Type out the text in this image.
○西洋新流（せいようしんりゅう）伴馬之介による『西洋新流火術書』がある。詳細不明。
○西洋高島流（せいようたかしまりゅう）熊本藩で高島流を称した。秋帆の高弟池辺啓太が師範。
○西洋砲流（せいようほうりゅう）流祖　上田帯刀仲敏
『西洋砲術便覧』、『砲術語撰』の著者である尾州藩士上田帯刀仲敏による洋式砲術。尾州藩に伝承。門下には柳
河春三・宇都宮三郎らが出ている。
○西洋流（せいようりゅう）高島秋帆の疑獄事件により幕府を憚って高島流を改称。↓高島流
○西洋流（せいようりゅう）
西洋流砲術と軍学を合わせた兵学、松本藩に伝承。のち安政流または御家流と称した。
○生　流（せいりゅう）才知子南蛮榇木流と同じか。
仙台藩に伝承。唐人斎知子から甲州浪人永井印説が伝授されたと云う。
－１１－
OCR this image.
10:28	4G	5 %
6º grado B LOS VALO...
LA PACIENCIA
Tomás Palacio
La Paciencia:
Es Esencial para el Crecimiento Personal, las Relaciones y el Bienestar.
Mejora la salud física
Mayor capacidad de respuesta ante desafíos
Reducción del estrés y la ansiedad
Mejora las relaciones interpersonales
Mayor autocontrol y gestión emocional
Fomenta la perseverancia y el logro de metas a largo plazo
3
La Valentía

> [What is expected]: Output the full listing without altering anything.

> [Answer to this problem]:
Type out the text in this image.
○西洋新流（せいようしんりゅう）伴馬之介による『西洋新流火術書』がある。詳細不明。
○西洋高島流（せいようたかしまりゅう）熊本藩で高島流を称した。秋帆の高弟池辺啓太が師範。
○西洋砲流（せいようほうりゅう）流祖　上田帯刀仲敏
『西洋砲術便覧』、『砲術語撰』の著者である尾州藩士上田帯刀仲敏による洋式砲術。尾州藩に伝承。門下には柳
河春三・宇都宮三郎らが出ている。
○西洋流（せいようりゅう）高島秋帆の疑獄事件により幕府を憚って高島流を改称。↓高島流
○西洋流（せいようりゅう）
西洋流砲術と軍学を合わせた兵学、松本藩に伝承。のち安政流または御家流と称した。
○生　流（せいりゅう）才知子南蛮榇木流と同じか。
仙台藩に伝承。唐人斎知子から甲州浪人永井印説が伝授されたと云う。
－１１－
OCR this image.
10:28	4G	5 %
6º grado B LOS VALO...
LA PACIENCIA
Tomás Palacio
La Paciencia:
Es Esencial para el Crecimiento Personal, las Relaciones y el Bienestar.
Mejora la salud física
Mayor capacidad de respuesta ante desafíos
Reducción del estrés y la ansiedad
Mejora las relaciones interpersonales
Mayor autocontrol y gestión emocional
Fomenta la perseverancia y el logro de metas a largo plazo
3
La Valentía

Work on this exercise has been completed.